- Record set
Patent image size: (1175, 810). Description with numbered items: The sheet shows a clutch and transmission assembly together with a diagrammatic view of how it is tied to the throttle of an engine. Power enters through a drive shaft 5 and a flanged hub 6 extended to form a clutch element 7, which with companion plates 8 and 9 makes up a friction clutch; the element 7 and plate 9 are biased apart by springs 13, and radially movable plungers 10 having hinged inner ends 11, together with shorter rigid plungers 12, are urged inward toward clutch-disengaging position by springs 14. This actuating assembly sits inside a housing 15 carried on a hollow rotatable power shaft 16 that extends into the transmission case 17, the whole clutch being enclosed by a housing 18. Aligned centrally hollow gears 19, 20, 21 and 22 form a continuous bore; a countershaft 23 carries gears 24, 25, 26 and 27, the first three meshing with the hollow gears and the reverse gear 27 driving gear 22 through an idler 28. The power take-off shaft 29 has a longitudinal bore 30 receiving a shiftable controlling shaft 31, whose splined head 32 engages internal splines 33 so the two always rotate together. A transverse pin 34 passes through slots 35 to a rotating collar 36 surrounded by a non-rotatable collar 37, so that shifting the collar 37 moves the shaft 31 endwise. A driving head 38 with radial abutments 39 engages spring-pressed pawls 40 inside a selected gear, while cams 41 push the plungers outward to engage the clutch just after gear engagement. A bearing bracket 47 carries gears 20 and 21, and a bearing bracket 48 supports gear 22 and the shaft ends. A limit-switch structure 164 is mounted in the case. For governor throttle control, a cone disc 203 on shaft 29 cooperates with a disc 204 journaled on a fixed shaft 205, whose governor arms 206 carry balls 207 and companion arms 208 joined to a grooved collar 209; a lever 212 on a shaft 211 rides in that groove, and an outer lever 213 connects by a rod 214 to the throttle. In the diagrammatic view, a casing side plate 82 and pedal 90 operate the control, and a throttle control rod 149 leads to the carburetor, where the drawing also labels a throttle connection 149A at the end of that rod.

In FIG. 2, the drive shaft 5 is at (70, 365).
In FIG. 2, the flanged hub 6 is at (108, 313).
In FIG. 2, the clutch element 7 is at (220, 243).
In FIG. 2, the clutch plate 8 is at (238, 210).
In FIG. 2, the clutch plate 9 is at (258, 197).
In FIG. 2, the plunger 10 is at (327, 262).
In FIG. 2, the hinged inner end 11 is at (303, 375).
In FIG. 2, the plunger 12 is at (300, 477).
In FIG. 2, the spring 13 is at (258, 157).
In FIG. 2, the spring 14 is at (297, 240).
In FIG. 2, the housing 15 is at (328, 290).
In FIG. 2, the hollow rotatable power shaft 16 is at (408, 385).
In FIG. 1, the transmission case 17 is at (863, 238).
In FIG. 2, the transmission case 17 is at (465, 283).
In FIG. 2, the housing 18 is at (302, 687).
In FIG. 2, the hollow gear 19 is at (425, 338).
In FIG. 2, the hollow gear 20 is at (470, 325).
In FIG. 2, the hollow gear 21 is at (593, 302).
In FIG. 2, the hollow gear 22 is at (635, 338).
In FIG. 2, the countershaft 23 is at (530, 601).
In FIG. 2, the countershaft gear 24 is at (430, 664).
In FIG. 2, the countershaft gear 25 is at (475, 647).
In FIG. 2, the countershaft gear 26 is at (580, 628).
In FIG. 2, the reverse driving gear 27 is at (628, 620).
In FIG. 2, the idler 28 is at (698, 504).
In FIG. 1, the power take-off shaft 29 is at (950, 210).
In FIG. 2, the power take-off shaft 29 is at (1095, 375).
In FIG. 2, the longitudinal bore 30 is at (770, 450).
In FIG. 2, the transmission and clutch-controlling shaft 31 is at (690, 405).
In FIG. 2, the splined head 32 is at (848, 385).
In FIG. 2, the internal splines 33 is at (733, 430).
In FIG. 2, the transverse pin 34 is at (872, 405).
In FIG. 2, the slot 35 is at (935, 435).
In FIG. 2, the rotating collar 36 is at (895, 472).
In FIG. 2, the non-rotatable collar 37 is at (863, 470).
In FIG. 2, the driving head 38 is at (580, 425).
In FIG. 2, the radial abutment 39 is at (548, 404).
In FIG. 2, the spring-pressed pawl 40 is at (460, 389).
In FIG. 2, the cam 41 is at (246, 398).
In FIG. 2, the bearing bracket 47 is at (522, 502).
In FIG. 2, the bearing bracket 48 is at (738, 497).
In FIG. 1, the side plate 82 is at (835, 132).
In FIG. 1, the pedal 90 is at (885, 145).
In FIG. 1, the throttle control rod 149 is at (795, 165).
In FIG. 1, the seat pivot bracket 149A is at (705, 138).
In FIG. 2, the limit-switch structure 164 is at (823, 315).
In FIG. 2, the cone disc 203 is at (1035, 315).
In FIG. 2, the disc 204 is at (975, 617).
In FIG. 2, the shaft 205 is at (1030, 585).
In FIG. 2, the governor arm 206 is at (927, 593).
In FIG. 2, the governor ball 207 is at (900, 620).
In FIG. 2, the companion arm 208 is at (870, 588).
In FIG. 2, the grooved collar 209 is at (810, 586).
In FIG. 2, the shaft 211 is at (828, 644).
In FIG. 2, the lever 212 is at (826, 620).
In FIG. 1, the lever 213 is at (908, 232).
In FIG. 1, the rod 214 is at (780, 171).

- What is being asked
Rewrite the records above, changing "diagrammatic view" to "schematic view" and leaving everything else as it is.

- The answer
Patent image size: (1175, 810). Description with numbered items: The sheet shows a clutch and transmission assembly together with a schematic view of how it is tied to the throttle of an engine. Power enters through a drive shaft 5 and a flanged hub 6 extended to form a clutch element 7, which with companion plates 8 and 9 makes up a friction clutch; the element 7 and plate 9 are biased apart by springs 13, and radially movable plungers 10 having hinged inner ends 11, together with shorter rigid plungers 12, are urged inward toward clutch-disengaging position by springs 14. This actuating assembly sits inside a housing 15 carried on a hollow rotatable power shaft 16 that extends into the transmission case 17, the whole clutch being enclosed by a housing 18. Aligned centrally hollow gears 19, 20, 21 and 22 form a continuous bore; a countershaft 23 carries gears 24, 25, 26 and 27, the first three meshing with the hollow gears and the reverse gear 27 driving gear 22 through an idler 28. The power take-off shaft 29 has a longitudinal bore 30 receiving a shiftable controlling shaft 31, whose splined head 32 engages internal splines 33 so the two always rotate together. A transverse pin 34 passes through slots 35 to a rotating collar 36 surrounded by a non-rotatable collar 37, so that shifting the collar 37 moves the shaft 31 endwise. A driving head 38 with radial abutments 39 engages spring-pressed pawls 40 inside a selected gear, while cams 41 push the plungers outward to engage the clutch just after gear engagement. A bearing bracket 47 carries gears 20 and 21, and a bearing bracket 48 supports gear 22 and the shaft ends. A limit-switch structure 164 is mounted in the case. For governor throttle control, a cone disc 203 on shaft 29 cooperates with a disc 204 journaled on a fixed shaft 205, whose governor arms 206 carry balls 207 and companion arms 208 joined to a grooved collar 209; a lever 212 on a shaft 211 rides in that groove, and an outer lever 213 connects by a rod 214 to the throttle. In the schematic view, a casing side plate 82 and pedal 90 operate the control, and a throttle control rod 149 leads to the carburetor, where the drawing also labels a throttle connection 149A at the end of that rod.

In FIG. 2, the drive shaft 5 is at (70, 365).
In FIG. 2, the flanged hub 6 is at (108, 313).
In FIG. 2, the clutch element 7 is at (220, 243).
In FIG. 2, the clutch plate 8 is at (238, 210).
In FIG. 2, the clutch plate 9 is at (258, 197).
In FIG. 2, the plunger 10 is at (327, 262).
In FIG. 2, the hinged inner end 11 is at (303, 375).
In FIG. 2, the plunger 12 is at (300, 477).
In FIG. 2, the spring 13 is at (258, 157).
In FIG. 2, the spring 14 is at (297, 240).
In FIG. 2, the housing 15 is at (328, 290).
In FIG. 2, the hollow rotatable power shaft 16 is at (408, 385).
In FIG. 1, the transmission case 17 is at (863, 238).
In FIG. 2, the transmission case 17 is at (465, 283).
In FIG. 2, the housing 18 is at (302, 687).
In FIG. 2, the hollow gear 19 is at (425, 338).
In FIG. 2, the hollow gear 20 is at (470, 325).
In FIG. 2, the hollow gear 21 is at (593, 302).
In FIG. 2, the hollow gear 22 is at (635, 338).
In FIG. 2, the countershaft 23 is at (530, 601).
In FIG. 2, the countershaft gear 24 is at (430, 664).
In FIG. 2, the countershaft gear 25 is at (475, 647).
In FIG. 2, the countershaft gear 26 is at (580, 628).
In FIG. 2, the reverse driving gear 27 is at (628, 620).
In FIG. 2, the idler 28 is at (698, 504).
In FIG. 1, the power take-off shaft 29 is at (950, 210).
In FIG. 2, the power take-off shaft 29 is at (1095, 375).
In FIG. 2, the longitudinal bore 30 is at (770, 450).
In FIG. 2, the transmission and clutch-controlling shaft 31 is at (690, 405).
In FIG. 2, the splined head 32 is at (848, 385).
In FIG. 2, the internal splines 33 is at (733, 430).
In FIG. 2, the transverse pin 34 is at (872, 405).
In FIG. 2, the slot 35 is at (935, 435).
In FIG. 2, the rotating collar 36 is at (895, 472).
In FIG. 2, the non-rotatable collar 37 is at (863, 470).
In FIG. 2, the driving head 38 is at (580, 425).
In FIG. 2, the radial abutment 39 is at (548, 404).
In FIG. 2, the spring-pressed pawl 40 is at (460, 389).
In FIG. 2, the cam 41 is at (246, 398).
In FIG. 2, the bearing bracket 47 is at (522, 502).
In FIG. 2, the bearing bracket 48 is at (738, 497).
In FIG. 1, the side plate 82 is at (835, 132).
In FIG. 1, the pedal 90 is at (885, 145).
In FIG. 1, the throttle control rod 149 is at (795, 165).
In FIG. 1, the seat pivot bracket 149A is at (705, 138).
In FIG. 2, the limit-switch structure 164 is at (823, 315).
In FIG. 2, the cone disc 203 is at (1035, 315).
In FIG. 2, the disc 204 is at (975, 617).
In FIG. 2, the shaft 205 is at (1030, 585).
In FIG. 2, the governor arm 206 is at (927, 593).
In FIG. 2, the governor ball 207 is at (900, 620).
In FIG. 2, the companion arm 208 is at (870, 588).
In FIG. 2, the grooved collar 209 is at (810, 586).
In FIG. 2, the shaft 211 is at (828, 644).
In FIG. 2, the lever 212 is at (826, 620).
In FIG. 1, the lever 213 is at (908, 232).
In FIG. 1, the rod 214 is at (780, 171).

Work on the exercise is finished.